DATA FOR THE TASK:
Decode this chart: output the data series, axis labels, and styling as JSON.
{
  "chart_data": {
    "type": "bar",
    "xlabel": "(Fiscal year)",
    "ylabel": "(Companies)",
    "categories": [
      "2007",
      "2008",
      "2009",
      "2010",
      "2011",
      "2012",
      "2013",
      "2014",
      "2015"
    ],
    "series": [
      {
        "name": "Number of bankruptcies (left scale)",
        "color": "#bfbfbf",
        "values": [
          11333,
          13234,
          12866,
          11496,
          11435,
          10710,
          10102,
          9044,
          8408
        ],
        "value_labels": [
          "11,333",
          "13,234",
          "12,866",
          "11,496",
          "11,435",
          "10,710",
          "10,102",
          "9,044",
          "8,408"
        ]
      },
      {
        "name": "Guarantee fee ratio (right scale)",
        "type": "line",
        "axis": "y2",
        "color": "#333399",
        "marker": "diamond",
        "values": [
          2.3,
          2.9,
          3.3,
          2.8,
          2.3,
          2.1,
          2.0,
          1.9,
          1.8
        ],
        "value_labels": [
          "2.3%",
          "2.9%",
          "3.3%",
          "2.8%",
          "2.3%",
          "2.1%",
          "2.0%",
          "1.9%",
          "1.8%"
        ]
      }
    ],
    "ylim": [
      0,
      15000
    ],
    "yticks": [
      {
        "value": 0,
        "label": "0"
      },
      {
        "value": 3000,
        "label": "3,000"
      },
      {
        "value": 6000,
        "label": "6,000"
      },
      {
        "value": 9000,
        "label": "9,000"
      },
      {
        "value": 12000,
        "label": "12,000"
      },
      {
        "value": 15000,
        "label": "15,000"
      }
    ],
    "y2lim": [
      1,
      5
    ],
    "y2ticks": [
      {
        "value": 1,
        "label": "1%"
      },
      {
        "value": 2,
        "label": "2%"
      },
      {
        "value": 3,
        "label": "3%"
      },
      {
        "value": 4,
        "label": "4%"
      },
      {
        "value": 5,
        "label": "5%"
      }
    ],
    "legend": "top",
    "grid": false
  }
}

TASK: All of the entries must be quoted exactly; please include each one.

CORRECT RESPONSE:
Decode this chart: output the data series, axis labels, and styling as JSON.
{
  "chart_data": {
    "type": "bar",
    "xlabel": "(Fiscal year)",
    "ylabel": "(Companies)",
    "categories": [
      "2007",
      "2008",
      "2009",
      "2010",
      "2011",
      "2012",
      "2013",
      "2014",
      "2015"
    ],
    "series": [
      {
        "name": "Number of bankruptcies (left scale)",
        "color": "#bfbfbf",
        "values": [
          11333,
          13234,
          12866,
          11496,
          11435,
          10710,
          10102,
          9044,
          8408
        ],
        "value_labels": [
          "11,333",
          "13,234",
          "12,866",
          "11,496",
          "11,435",
          "10,710",
          "10,102",
          "9,044",
          "8,408"
        ]
      },
      {
        "name": "Guarantee fee ratio (right scale)",
        "type": "line",
        "axis": "y2",
        "color": "#333399",
        "marker": "diamond",
        "values": [
          2.3,
          2.9,
          3.3,
          2.8,
          2.3,
          2.1,
          2.0,
          1.9,
          1.8
        ],
        "value_labels": [
          "2.3%",
          "2.9%",
          "3.3%",
          "2.8%",
          "2.3%",
          "2.1%",
          "2.0%",
          "1.9%",
          "1.8%"
        ]
      }
    ],
    "ylim": [
      0,
      15000
    ],
    "yticks": [
      {
        "value": 0,
        "label": "0"
      },
      {
        "value": 3000,
        "label": "3,000"
      },
      {
        "value": 6000,
        "label": "6,000"
      },
      {
        "value": 9000,
        "label": "9,000"
      },
      {
        "value": 12000,
        "label": "12,000"
      },
      {
        "value": 15000,
        "label": "15,000"
      }
    ],
    "y2lim": [
      1,
      5
    ],
    "y2ticks": [
      {
        "value": 1,
        "label": "1%"
      },
      {
        "value": 2,
        "label": "2%"
      },
      {
        "value": 3,
        "label": "3%"
      },
      {
        "value": 4,
        "label": "4%"
      },
      {
        "value": 5,
        "label": "5%"
      }
    ],
    "legend": "top",
    "grid": false
  }
}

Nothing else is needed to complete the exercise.